## WRITTEN INSTRUCTION
Look over the lines below. Report each one that includes the string "liquid".

'''

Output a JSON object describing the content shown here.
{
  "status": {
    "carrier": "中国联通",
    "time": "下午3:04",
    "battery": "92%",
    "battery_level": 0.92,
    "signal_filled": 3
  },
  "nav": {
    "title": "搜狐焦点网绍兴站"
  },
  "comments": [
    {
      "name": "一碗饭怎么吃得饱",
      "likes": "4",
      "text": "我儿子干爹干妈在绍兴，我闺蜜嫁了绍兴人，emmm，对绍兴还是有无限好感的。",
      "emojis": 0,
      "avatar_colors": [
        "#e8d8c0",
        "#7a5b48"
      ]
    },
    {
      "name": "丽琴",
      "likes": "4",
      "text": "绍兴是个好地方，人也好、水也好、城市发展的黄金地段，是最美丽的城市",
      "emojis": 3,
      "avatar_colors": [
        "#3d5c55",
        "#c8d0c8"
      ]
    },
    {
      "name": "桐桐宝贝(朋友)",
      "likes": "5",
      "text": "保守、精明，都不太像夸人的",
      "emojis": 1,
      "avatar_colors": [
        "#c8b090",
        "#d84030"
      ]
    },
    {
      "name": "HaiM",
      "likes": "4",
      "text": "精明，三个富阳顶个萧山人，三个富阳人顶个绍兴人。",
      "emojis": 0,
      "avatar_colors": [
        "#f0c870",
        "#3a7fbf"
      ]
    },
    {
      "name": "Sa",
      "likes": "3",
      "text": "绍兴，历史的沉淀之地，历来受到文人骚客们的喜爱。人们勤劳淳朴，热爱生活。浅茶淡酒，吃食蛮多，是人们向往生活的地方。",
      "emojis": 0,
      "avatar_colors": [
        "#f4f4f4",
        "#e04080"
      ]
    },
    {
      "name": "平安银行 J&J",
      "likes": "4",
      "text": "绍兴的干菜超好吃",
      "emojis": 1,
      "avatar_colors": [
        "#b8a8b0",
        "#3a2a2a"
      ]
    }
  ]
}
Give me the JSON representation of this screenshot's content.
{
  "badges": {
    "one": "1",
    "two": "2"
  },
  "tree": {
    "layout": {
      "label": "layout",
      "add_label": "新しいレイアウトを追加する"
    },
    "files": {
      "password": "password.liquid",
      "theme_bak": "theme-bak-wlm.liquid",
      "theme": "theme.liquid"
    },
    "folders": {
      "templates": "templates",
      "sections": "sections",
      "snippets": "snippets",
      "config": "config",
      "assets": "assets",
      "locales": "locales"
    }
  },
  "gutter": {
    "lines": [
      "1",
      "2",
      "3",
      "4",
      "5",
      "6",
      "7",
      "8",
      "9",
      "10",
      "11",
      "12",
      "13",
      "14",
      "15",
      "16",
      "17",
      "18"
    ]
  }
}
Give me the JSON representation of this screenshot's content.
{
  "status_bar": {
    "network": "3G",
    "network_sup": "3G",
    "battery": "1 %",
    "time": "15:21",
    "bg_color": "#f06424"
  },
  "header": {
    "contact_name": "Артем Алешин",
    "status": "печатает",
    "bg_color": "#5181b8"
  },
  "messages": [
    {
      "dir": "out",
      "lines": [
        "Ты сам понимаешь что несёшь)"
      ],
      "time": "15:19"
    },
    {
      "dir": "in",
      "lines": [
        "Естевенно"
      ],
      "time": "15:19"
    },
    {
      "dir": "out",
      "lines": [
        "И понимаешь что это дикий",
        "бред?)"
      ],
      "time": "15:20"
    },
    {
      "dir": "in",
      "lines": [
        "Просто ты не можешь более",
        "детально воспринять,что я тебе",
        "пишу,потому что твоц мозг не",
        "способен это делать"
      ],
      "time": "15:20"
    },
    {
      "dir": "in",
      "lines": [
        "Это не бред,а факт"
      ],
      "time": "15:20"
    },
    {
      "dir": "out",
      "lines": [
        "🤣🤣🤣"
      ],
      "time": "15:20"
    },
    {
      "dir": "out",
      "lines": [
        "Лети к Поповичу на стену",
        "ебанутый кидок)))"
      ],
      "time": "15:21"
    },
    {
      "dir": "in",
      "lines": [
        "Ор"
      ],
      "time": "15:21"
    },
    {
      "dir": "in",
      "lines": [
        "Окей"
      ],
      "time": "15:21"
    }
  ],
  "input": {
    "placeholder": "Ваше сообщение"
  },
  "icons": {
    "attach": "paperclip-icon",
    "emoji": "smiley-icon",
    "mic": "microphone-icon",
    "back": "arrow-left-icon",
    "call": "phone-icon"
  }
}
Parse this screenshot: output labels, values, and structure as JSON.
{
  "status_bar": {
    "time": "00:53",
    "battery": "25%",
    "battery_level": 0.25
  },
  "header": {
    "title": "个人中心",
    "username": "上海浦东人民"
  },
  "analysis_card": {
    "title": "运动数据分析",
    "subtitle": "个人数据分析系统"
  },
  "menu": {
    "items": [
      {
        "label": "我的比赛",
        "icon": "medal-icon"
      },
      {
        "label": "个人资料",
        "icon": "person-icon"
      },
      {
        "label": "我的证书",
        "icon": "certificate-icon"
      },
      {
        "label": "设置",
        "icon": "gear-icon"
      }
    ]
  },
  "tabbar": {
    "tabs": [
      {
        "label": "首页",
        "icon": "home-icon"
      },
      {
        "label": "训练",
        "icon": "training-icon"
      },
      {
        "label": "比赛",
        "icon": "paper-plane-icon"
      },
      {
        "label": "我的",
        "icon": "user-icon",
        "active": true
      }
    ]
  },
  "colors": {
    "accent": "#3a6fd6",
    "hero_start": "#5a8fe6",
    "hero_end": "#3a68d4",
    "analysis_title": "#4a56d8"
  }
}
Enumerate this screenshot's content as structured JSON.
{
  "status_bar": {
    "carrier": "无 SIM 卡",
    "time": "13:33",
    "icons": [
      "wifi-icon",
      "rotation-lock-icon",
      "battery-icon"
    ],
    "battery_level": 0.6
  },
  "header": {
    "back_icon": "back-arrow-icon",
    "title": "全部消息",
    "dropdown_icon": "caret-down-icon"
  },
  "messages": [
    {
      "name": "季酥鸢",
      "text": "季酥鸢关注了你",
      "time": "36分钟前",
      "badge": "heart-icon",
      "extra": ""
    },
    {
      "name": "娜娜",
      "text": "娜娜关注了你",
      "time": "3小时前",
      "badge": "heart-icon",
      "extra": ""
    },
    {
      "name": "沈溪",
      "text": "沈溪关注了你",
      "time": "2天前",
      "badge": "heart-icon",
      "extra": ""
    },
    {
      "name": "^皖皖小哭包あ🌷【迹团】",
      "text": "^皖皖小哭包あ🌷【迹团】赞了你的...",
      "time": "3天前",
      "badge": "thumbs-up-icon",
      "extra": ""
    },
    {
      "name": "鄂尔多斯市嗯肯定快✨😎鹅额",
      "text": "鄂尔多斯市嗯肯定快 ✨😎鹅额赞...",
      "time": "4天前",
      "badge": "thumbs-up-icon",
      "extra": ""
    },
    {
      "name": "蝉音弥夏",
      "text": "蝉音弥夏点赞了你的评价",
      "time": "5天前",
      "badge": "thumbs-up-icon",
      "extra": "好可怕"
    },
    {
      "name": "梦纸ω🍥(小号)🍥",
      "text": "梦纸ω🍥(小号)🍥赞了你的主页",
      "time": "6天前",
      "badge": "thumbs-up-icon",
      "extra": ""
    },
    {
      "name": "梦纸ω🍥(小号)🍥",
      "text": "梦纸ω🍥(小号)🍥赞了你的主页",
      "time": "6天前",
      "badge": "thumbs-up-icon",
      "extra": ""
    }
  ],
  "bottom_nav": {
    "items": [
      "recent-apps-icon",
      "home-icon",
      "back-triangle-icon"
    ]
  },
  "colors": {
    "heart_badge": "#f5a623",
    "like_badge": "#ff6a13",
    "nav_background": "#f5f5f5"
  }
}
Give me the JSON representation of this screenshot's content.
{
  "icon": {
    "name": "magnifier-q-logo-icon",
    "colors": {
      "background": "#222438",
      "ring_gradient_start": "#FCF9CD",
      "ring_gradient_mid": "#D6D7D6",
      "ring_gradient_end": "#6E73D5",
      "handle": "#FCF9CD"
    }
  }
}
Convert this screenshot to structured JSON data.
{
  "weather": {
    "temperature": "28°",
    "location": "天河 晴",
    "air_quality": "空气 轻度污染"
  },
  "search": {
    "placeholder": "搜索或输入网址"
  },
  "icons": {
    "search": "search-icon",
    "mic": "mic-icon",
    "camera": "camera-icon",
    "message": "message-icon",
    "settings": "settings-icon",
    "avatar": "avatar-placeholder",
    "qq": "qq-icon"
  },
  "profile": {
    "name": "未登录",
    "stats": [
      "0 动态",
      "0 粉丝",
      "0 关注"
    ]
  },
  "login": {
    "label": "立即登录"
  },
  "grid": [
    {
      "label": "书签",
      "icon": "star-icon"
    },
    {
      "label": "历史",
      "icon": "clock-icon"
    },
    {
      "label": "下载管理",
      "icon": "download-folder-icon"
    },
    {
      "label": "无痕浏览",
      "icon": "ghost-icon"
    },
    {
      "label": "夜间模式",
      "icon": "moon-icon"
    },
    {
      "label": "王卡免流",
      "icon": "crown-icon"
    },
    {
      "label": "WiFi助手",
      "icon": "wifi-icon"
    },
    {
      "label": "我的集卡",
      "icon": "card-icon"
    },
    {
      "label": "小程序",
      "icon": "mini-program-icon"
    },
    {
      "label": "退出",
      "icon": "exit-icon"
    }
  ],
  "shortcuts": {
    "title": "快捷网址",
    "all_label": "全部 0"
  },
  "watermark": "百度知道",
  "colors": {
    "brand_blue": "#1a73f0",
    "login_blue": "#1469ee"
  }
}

'''

## COMPLETED EXERCISE
      "password": "password.liquid",
      "theme_bak": "theme-bak-wlm.liquid",
      "theme": "theme.liquid"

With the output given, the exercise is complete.